* [Stored records]
>>>>>

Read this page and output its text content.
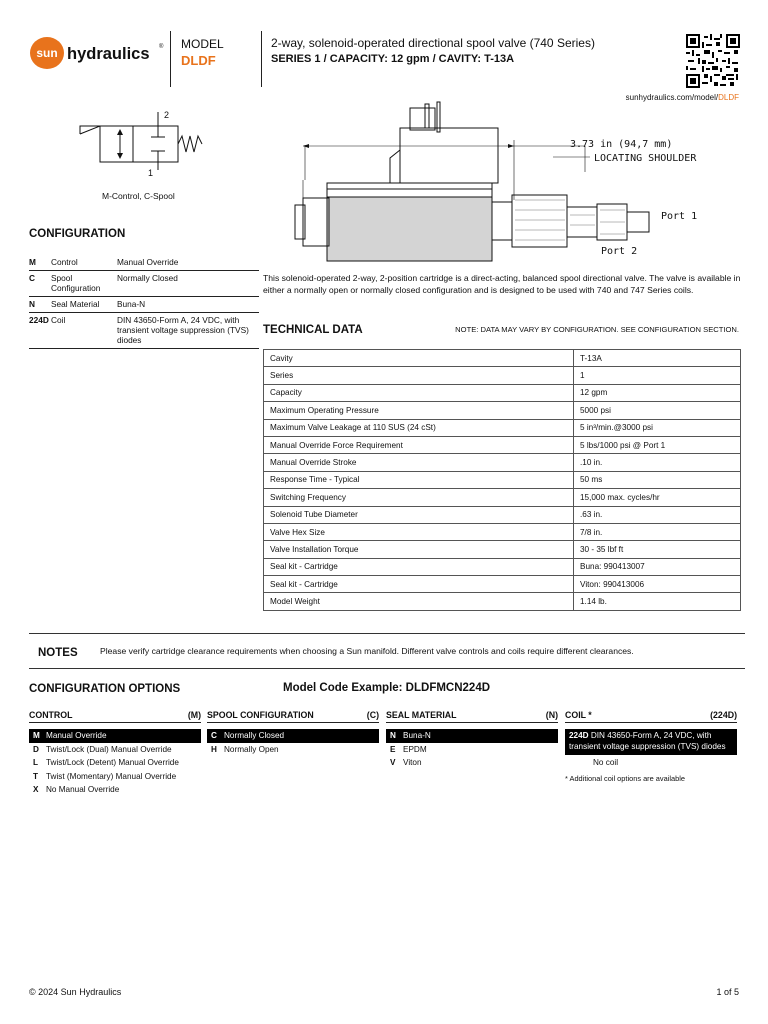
sun hydraulics ® MODEL
DLDF
2-way, solenoid-operated directional spool valve (740 Series)
SERIES 1 / CAPACITY: 12 gpm / CAVITY: T-13A
sunhydraulics.com/model/DLDF
2
1
M-Control, C-Spool
3.73 in (94,7 mm)
LOCATING SHOULDER
Port 1
Port 2
CONFIGURATION
M	Control	Manual Override
C	Spool Configuration	Normally Closed
N	Seal Material	Buna-N
224D	Coil	DIN 43650-Form A, 24 VDC, with transient voltage suppression (TVS) diodes
This solenoid-operated 2-way, 2-position cartridge is a direct-acting, balanced spool directional valve. The valve is available in either a normally open or normally closed configuration and is designed to be used with 740 and 747 Series coils.
TECHNICAL DATA	NOTE: DATA MAY VARY BY CONFIGURATION. SEE CONFIGURATION SECTION.
Cavity	T-13A
Series	1
Capacity	12 gpm
Maximum Operating Pressure	5000 psi
Maximum Valve Leakage at 110 SUS (24 cSt)	5 in³/min.@3000 psi
Manual Override Force Requirement	5 lbs/1000 psi @ Port 1
Manual Override Stroke	.10 in.
Response Time - Typical	50 ms
Switching Frequency	15,000 max. cycles/hr
Solenoid Tube Diameter	.63 in.
Valve Hex Size	7/8 in.
Valve Installation Torque	30 - 35 lbf ft
Seal kit - Cartridge	Buna: 990413007
Seal kit - Cartridge	Viton: 990413006
Model Weight	1.14 lb.
NOTES	Please verify cartridge clearance requirements when choosing a Sun manifold. Different valve controls and coils require different clearances.
CONFIGURATION OPTIONS	Model Code Example: DLDFMCN224D
CONTROL	(M)
M Manual Override
D Twist/Lock (Dual) Manual Override
L Twist/Lock (Detent) Manual Override
T Twist (Momentary) Manual Override
X No Manual Override
SPOOL CONFIGURATION	(C)
C Normally Closed
H Normally Open
SEAL MATERIAL	(N)
N Buna-N
E EPDM
V Viton
COIL *	(224D)
224D DIN 43650-Form A, 24 VDC, with transient voltage suppression (TVS) diodes
No coil
* Additional coil options are available
© 2024 Sun Hydraulics	1 of 5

<<<<<

* [Task instructions] Write out every line above exactly as it is, leaving out the pictures.

* [Reply to the exercise]
Read this page and output its text content.
sun hydraulics ® MODEL
DLDF
2-way, solenoid-operated directional spool valve (740 Series)
SERIES 1 / CAPACITY: 12 gpm / CAVITY: T-13A
sunhydraulics.com/model/DLDF
2
1
M-Control, C-Spool
3.73 in (94,7 mm)
LOCATING SHOULDER
Port 1
Port 2
CONFIGURATION
M	Control	Manual Override
C	Spool Configuration	Normally Closed
N	Seal Material	Buna-N
224D	Coil	DIN 43650-Form A, 24 VDC, with transient voltage suppression (TVS) diodes
This solenoid-operated 2-way, 2-position cartridge is a direct-acting, balanced spool directional valve. The valve is available in either a normally open or normally closed configuration and is designed to be used with 740 and 747 Series coils.
TECHNICAL DATA	NOTE: DATA MAY VARY BY CONFIGURATION. SEE CONFIGURATION SECTION.
Cavity	T-13A
Series	1
Capacity	12 gpm
Maximum Operating Pressure	5000 psi
Maximum Valve Leakage at 110 SUS (24 cSt)	5 in³/min.@3000 psi
Manual Override Force Requirement	5 lbs/1000 psi @ Port 1
Manual Override Stroke	.10 in.
Response Time - Typical	50 ms
Switching Frequency	15,000 max. cycles/hr
Solenoid Tube Diameter	.63 in.
Valve Hex Size	7/8 in.
Valve Installation Torque	30 - 35 lbf ft
Seal kit - Cartridge	Buna: 990413007
Seal kit - Cartridge	Viton: 990413006
Model Weight	1.14 lb.
NOTES	Please verify cartridge clearance requirements when choosing a Sun manifold. Different valve controls and coils require different clearances.
CONFIGURATION OPTIONS	Model Code Example: DLDFMCN224D
CONTROL	(M)
M Manual Override
D Twist/Lock (Dual) Manual Override
L Twist/Lock (Detent) Manual Override
T Twist (Momentary) Manual Override
X No Manual Override
SPOOL CONFIGURATION	(C)
C Normally Closed
H Normally Open
SEAL MATERIAL	(N)
N Buna-N
E EPDM
V Viton
COIL *	(224D)
224D DIN 43650-Form A, 24 VDC, with transient voltage suppression (TVS) diodes
No coil
* Additional coil options are available
© 2024 Sun Hydraulics	1 of 5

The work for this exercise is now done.